Pull out every line containing the string "Bern".

[start of Data for processing]

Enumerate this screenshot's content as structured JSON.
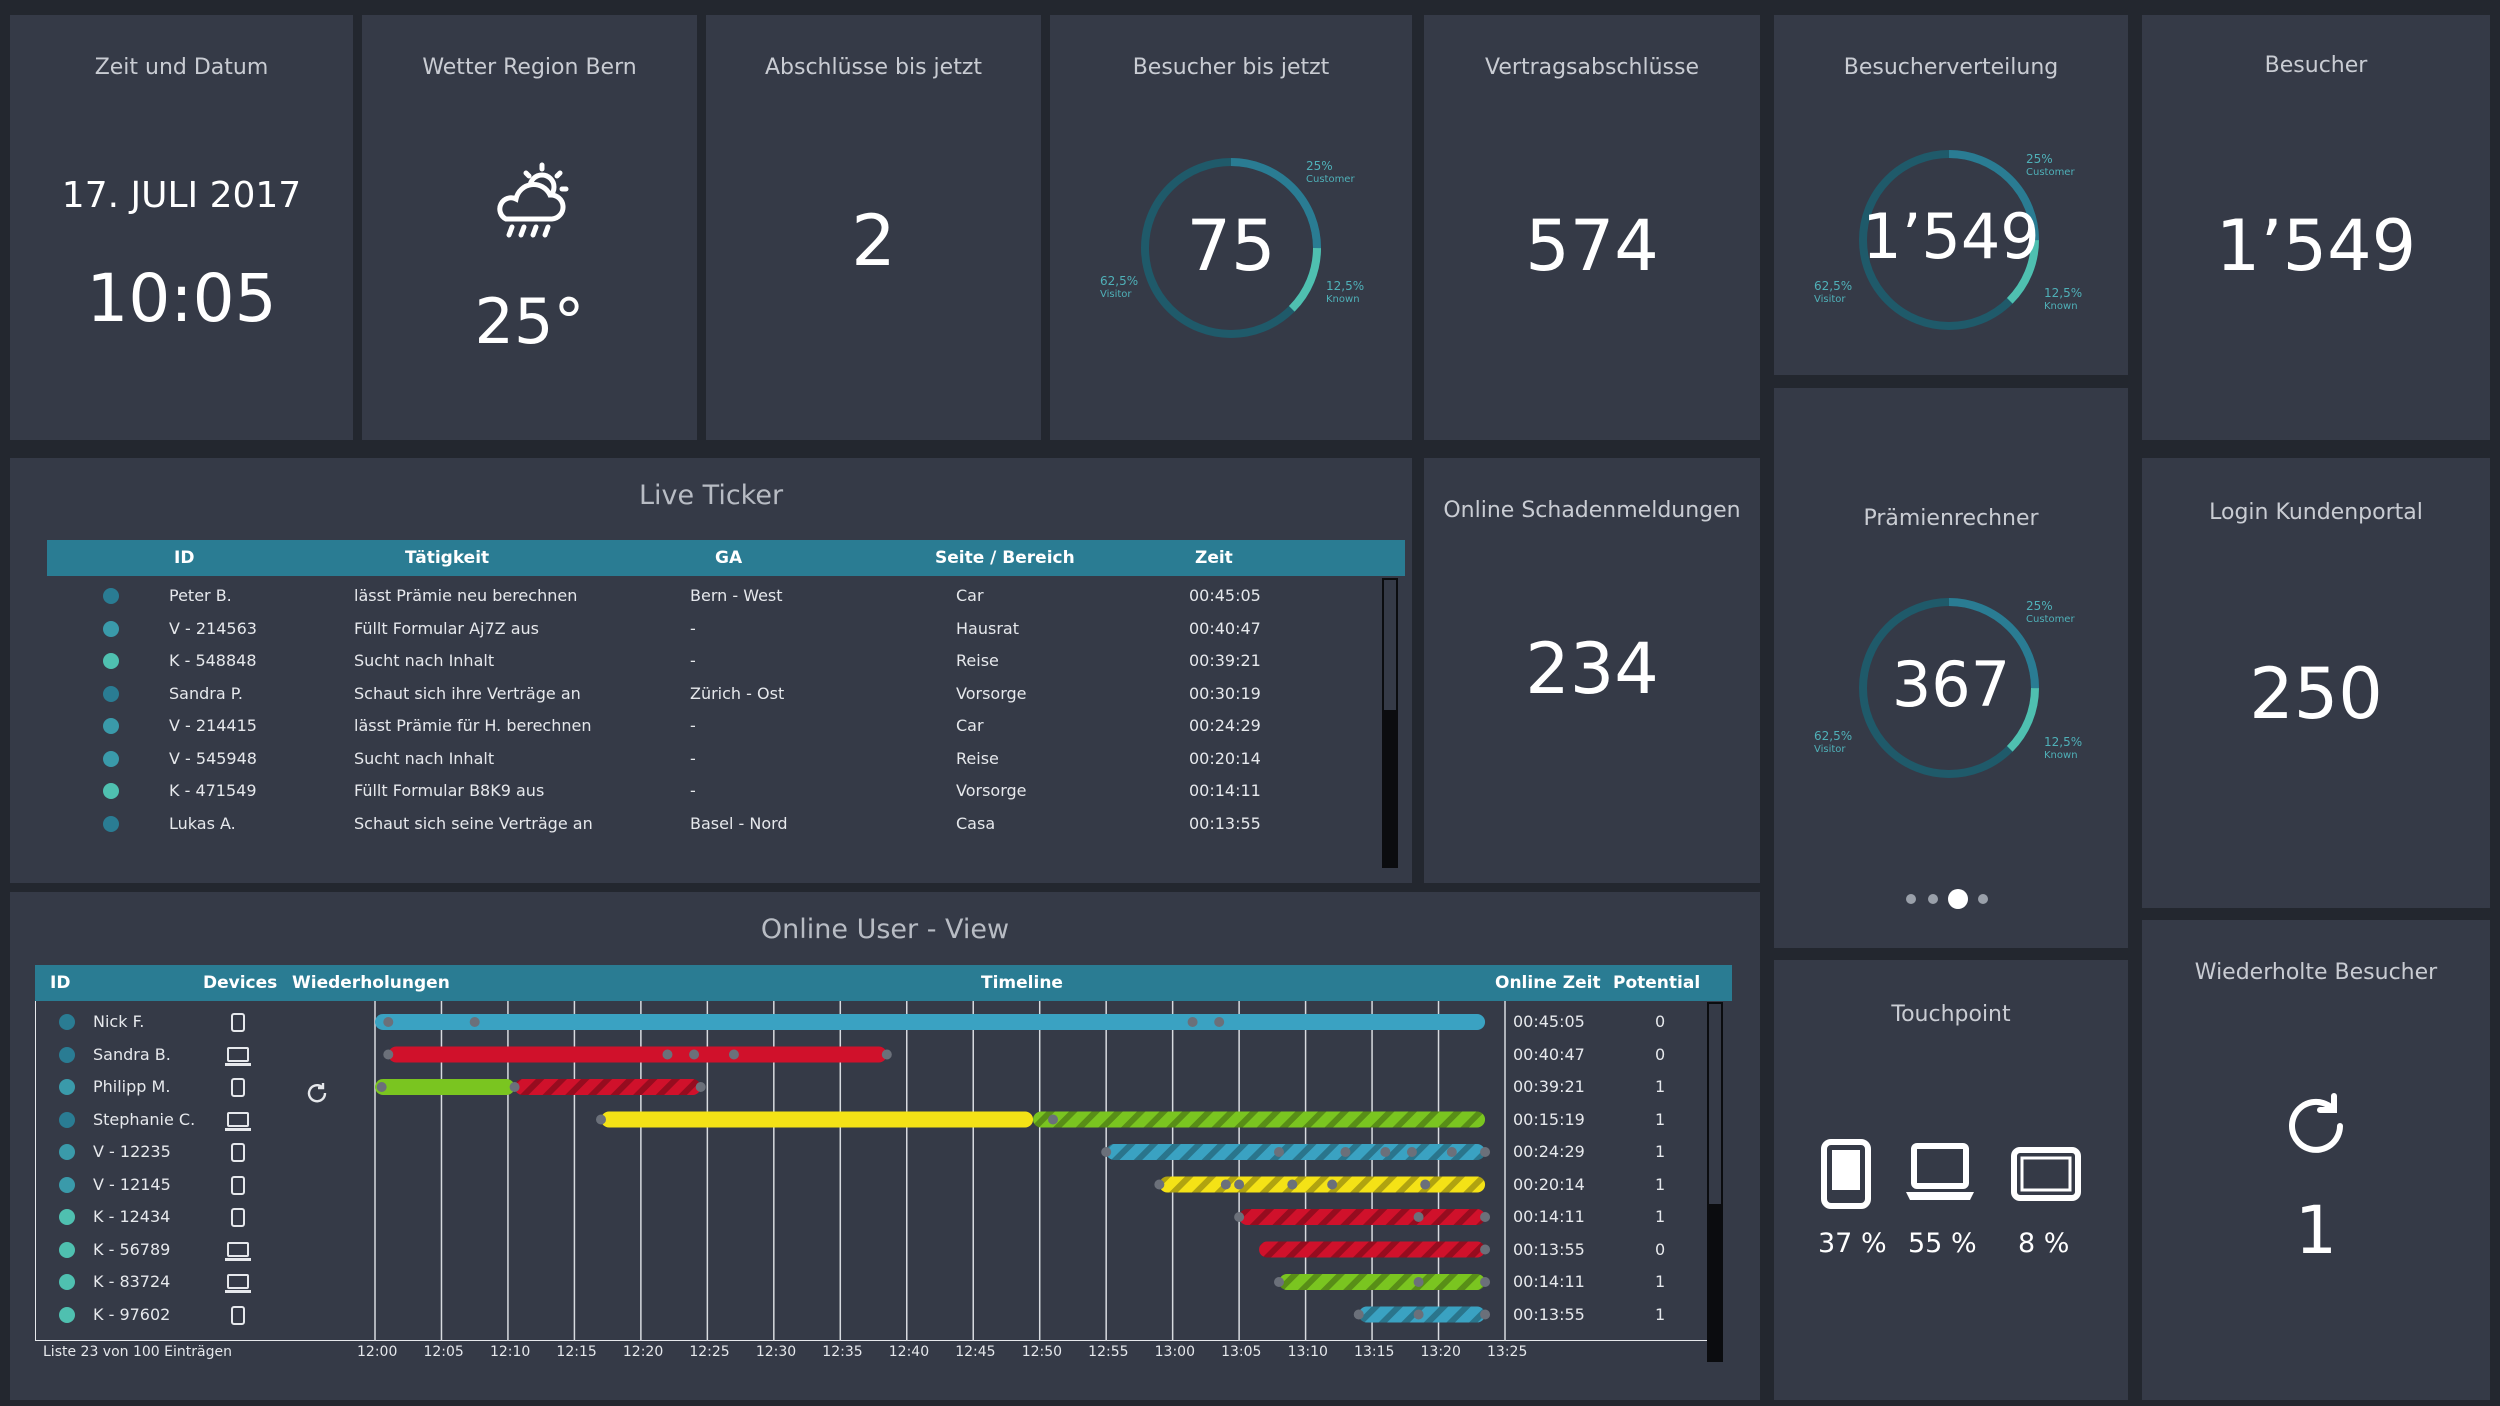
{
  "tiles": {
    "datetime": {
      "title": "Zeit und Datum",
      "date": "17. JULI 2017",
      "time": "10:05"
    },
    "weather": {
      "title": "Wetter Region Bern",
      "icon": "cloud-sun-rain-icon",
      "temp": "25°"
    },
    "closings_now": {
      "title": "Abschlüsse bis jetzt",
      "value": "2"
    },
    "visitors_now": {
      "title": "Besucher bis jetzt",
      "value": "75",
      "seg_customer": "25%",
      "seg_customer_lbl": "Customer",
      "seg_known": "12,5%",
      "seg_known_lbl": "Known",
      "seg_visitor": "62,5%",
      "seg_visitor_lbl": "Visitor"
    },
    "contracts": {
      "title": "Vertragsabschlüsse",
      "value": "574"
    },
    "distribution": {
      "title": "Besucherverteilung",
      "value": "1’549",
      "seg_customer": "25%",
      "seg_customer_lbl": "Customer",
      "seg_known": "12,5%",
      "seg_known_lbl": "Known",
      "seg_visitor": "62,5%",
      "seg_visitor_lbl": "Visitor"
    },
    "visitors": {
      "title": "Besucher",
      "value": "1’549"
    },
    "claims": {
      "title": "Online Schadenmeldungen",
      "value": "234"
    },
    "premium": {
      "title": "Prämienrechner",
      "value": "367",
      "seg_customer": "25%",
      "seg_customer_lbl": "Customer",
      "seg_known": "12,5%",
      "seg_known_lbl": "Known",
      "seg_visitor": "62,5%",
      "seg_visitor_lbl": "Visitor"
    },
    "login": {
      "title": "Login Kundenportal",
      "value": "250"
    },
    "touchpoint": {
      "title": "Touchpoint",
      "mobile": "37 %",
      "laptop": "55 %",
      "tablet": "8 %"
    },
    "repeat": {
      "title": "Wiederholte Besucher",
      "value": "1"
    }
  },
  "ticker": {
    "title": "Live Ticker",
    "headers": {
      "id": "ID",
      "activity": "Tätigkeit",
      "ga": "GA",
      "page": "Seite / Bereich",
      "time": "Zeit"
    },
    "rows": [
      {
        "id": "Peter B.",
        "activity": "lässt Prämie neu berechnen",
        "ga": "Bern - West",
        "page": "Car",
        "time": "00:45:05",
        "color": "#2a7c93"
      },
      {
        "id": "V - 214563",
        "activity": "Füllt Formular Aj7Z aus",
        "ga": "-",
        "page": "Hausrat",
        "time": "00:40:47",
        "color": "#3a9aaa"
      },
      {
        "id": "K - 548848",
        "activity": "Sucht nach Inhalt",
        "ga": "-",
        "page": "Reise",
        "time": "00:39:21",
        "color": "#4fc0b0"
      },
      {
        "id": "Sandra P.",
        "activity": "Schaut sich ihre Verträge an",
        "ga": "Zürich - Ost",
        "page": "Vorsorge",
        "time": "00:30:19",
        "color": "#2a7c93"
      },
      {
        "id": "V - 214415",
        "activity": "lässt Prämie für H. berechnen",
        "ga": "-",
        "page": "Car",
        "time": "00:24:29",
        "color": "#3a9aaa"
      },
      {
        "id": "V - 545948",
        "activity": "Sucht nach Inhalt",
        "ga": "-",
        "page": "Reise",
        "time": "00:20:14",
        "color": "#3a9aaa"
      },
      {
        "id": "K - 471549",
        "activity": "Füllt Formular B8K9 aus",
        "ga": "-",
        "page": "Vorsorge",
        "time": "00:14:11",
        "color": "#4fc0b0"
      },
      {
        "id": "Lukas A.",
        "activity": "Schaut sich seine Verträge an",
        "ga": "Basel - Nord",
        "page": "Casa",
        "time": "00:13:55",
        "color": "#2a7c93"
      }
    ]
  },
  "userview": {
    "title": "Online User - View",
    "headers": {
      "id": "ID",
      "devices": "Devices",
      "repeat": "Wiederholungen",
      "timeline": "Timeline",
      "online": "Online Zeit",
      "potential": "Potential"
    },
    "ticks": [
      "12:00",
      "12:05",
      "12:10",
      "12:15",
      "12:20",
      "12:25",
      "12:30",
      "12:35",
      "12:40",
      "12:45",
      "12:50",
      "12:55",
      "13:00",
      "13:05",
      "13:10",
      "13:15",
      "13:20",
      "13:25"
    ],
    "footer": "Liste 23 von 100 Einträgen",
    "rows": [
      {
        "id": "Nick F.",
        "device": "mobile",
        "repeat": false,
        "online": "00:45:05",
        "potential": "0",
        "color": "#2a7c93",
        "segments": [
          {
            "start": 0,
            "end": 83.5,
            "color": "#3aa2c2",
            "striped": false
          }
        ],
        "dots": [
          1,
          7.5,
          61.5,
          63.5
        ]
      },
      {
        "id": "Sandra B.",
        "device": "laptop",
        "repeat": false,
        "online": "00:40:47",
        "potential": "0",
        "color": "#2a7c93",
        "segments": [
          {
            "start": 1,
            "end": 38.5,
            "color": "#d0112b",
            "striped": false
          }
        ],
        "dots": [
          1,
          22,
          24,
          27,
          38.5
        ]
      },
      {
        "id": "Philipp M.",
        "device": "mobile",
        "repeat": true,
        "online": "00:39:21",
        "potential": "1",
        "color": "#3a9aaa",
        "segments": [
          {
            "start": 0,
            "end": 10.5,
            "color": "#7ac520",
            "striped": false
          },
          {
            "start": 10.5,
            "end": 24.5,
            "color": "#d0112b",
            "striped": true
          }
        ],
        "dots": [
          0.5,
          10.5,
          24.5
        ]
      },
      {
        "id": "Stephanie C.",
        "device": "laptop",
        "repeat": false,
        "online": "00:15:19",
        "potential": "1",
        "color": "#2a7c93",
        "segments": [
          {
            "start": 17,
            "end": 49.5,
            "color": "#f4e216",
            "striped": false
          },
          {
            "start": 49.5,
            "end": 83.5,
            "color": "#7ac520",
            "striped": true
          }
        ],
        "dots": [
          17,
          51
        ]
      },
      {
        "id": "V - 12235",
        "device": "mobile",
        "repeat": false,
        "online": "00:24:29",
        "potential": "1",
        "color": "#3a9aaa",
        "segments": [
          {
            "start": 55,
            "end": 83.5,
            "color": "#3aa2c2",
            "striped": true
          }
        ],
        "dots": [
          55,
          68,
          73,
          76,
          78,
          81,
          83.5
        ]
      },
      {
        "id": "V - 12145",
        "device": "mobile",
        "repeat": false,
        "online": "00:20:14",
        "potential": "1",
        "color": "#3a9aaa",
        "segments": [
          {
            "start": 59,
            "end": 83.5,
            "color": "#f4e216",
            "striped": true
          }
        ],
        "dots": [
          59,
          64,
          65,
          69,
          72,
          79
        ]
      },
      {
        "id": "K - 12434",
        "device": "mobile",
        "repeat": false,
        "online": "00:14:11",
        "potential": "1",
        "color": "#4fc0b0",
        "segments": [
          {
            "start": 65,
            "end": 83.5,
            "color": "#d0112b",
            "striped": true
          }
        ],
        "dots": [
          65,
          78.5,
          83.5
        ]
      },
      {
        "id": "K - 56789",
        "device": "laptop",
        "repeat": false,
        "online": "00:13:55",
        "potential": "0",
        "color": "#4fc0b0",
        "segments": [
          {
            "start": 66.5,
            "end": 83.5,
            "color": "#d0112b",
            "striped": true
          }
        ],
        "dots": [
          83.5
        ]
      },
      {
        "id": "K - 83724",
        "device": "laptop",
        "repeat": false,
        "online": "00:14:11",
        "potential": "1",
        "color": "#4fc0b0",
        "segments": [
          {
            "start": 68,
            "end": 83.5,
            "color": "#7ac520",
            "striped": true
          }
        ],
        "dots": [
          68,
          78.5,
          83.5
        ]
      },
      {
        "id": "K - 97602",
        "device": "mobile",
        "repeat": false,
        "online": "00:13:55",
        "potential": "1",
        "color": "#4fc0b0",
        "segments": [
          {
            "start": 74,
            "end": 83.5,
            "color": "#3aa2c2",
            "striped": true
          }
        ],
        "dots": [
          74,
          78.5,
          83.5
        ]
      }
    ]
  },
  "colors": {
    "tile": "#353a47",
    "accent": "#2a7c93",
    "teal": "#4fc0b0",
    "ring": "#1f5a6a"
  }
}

[end of Data for processing]

◆ **Answer in full**:
      "title": "Wetter Region Bern",
        "ga": "Bern - West",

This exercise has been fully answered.